Work required: According to the numbered list about books, what brings instant prestige?
[[ Provided text, beginning ]]
1. Built-in audience: Bestsellers come pre-loaded with fans, plus free promo as fans light up BookTok, Instagram and those 3am threads.
2. Pre-tested plots: No messy rewrites or panic endings. These stories come road-tested.
3. Cultural clout: Booker longlists, cult followings and GCSE favourites bring instant prestige.
4. Ready-made worlds: From magical kingdoms to suburban marriages, books come with the world-building all worked out.
5. Emotional investment: The story’s already under our skin, which means louder hype, more re-watches and very strong feelings about casting.
[[ Provided text, end ]]
[[ Supplied information, beginning ]]
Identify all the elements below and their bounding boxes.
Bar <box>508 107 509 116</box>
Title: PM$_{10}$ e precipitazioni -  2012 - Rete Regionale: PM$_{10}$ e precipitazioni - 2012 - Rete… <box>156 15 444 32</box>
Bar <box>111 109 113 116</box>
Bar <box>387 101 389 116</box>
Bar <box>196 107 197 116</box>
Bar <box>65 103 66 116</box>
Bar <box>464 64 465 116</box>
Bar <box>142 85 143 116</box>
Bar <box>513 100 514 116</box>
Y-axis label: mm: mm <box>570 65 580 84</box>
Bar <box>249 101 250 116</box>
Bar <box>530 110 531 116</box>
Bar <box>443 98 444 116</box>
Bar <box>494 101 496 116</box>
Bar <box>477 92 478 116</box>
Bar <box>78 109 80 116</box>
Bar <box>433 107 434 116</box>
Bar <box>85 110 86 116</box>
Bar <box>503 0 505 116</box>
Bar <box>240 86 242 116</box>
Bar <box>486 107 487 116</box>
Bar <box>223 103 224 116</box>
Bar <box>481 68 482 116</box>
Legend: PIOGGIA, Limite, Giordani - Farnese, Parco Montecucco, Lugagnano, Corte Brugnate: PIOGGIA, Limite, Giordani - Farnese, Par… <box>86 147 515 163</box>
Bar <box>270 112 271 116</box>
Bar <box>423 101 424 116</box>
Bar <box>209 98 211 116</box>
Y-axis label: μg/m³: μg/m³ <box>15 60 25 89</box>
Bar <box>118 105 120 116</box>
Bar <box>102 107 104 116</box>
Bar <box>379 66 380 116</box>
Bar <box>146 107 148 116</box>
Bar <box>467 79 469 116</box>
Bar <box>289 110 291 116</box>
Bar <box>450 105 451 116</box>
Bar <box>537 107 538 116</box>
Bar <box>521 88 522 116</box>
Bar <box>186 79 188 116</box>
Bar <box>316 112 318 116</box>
[[ Supplied information, end ]]
Exercise answer: Booker longlists, cult followings and GCSE favourites.